[Dataset records on visual material]
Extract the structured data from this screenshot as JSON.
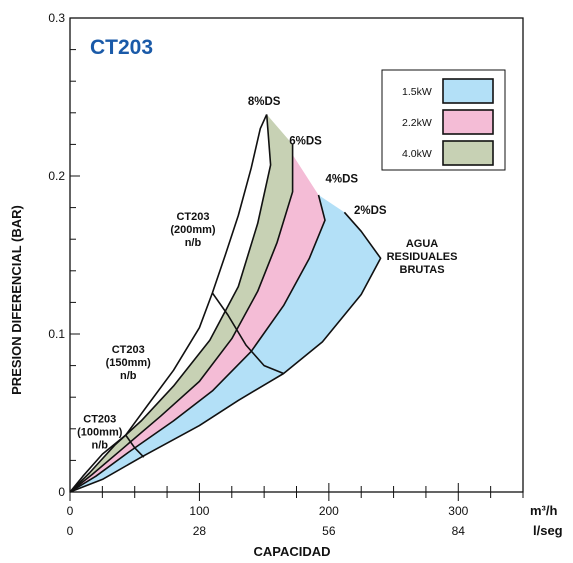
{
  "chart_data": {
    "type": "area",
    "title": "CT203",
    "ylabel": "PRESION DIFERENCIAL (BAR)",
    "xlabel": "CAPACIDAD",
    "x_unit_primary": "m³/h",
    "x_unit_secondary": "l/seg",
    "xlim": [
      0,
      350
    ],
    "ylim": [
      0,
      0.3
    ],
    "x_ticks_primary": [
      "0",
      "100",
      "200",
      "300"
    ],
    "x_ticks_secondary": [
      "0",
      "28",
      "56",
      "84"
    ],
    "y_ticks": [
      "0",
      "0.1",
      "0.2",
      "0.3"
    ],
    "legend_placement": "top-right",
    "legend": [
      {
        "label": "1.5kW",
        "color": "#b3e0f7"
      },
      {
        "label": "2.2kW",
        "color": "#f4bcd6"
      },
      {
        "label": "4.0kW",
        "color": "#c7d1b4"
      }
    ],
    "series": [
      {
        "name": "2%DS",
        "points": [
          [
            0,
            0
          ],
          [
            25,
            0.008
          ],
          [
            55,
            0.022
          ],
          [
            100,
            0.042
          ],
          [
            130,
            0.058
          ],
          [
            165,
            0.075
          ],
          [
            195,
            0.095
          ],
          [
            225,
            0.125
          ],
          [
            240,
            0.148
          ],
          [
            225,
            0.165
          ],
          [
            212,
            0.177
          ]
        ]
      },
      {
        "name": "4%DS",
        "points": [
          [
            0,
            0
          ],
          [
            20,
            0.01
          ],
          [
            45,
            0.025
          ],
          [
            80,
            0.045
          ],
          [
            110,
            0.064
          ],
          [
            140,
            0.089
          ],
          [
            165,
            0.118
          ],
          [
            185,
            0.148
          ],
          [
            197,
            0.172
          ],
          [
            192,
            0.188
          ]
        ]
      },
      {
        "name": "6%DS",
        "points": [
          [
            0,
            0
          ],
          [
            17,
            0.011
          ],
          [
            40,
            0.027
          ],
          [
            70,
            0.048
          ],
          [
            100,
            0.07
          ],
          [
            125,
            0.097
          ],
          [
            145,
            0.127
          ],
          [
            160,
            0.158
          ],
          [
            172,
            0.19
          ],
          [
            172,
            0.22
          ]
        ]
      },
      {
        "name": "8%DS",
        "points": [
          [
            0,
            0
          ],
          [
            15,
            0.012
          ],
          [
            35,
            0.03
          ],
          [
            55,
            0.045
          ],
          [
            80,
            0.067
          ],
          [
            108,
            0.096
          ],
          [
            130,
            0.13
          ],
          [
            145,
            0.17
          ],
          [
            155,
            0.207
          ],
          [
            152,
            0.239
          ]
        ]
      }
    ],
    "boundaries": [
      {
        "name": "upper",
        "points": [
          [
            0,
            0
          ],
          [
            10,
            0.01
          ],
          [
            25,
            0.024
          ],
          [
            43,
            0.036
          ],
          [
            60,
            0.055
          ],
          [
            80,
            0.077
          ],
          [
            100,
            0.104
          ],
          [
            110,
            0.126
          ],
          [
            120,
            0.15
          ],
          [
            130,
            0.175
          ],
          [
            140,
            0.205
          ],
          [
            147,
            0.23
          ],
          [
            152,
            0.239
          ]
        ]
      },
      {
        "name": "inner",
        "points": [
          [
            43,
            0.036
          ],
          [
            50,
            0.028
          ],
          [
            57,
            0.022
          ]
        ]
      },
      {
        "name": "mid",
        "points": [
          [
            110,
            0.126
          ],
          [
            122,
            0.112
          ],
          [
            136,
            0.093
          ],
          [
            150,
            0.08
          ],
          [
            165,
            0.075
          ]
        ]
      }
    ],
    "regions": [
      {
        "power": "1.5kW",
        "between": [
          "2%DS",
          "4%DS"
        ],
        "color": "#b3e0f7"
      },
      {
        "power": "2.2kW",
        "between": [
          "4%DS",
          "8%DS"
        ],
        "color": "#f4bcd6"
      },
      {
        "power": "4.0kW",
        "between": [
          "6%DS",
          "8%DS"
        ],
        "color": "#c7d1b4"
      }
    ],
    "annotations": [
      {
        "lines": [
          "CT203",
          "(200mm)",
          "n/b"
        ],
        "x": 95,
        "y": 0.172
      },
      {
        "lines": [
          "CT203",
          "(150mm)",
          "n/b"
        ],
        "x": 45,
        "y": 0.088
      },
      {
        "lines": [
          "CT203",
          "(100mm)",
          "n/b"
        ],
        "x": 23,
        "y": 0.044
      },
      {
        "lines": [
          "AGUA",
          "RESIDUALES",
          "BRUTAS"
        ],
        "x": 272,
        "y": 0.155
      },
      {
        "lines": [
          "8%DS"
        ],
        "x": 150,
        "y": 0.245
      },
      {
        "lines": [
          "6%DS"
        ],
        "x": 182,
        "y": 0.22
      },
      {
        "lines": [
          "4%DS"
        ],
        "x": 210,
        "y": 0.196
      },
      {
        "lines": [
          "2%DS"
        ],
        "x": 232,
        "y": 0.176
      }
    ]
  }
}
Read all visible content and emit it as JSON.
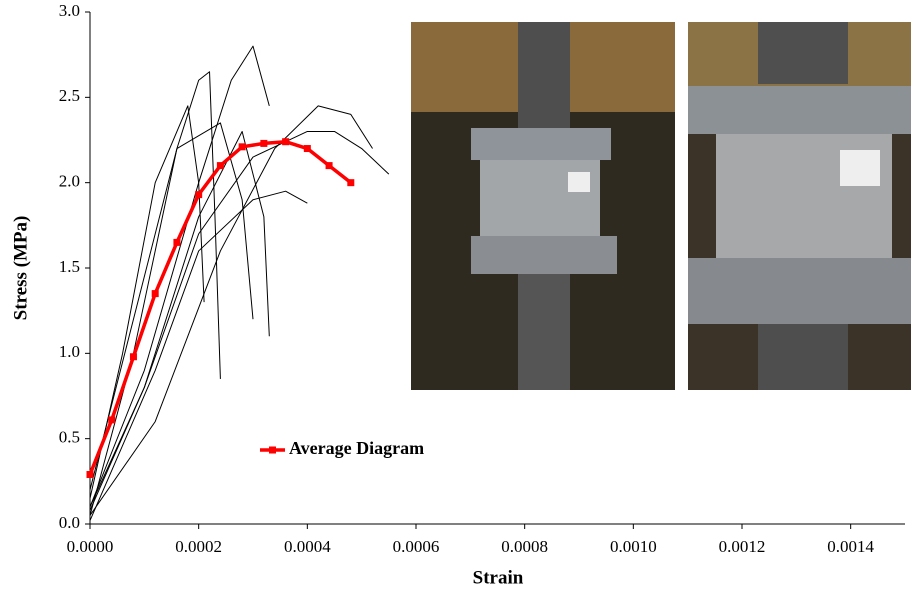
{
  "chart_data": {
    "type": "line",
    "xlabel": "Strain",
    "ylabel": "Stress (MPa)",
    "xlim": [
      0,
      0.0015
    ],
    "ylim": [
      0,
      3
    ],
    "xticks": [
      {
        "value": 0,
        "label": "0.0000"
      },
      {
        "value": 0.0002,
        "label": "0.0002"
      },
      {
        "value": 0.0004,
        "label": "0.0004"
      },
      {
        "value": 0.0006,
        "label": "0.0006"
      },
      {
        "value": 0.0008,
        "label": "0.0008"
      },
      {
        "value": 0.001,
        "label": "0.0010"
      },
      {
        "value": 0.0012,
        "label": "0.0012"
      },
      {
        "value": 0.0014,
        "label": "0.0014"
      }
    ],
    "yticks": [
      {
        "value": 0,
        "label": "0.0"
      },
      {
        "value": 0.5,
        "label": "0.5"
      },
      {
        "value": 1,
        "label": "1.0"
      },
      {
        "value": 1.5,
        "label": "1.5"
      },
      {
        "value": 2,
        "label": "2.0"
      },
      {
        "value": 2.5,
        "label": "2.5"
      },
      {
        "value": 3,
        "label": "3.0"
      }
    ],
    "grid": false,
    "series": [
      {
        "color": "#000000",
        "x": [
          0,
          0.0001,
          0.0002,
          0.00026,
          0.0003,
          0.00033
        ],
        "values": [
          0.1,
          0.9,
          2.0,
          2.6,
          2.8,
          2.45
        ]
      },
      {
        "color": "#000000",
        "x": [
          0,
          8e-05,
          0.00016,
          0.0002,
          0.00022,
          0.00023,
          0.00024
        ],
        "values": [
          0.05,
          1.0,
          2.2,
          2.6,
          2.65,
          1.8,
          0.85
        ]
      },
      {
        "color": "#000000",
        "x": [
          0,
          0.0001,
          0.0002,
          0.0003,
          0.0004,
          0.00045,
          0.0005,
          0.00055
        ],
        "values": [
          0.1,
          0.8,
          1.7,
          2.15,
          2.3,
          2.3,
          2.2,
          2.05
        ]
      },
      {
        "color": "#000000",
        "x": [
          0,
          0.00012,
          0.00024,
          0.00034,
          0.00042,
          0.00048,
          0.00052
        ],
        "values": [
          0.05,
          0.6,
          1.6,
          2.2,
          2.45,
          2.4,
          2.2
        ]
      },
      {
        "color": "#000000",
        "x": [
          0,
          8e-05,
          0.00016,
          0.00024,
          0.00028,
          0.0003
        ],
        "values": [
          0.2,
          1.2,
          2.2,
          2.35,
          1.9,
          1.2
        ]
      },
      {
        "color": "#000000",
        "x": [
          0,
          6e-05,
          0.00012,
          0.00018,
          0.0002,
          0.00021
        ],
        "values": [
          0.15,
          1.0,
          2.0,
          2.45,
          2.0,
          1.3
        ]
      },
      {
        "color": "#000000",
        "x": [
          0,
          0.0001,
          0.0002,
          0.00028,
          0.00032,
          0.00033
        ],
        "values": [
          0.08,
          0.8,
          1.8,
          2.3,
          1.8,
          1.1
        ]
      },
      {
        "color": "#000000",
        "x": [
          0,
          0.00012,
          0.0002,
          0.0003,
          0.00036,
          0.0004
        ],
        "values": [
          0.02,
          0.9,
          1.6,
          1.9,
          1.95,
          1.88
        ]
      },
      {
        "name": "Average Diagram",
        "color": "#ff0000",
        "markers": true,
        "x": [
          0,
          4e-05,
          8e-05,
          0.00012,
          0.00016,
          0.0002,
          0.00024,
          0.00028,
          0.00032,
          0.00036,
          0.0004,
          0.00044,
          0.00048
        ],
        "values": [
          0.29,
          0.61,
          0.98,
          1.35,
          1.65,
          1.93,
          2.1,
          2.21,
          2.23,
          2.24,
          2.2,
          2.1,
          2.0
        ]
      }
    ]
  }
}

• _Direction_
Copy out each line of the entries that holds "ylabel".

• _Reply_
    "ylabel": "PRESION DIFERENCIAL (BAR)",
    "ylabel": "Stress (MPa)",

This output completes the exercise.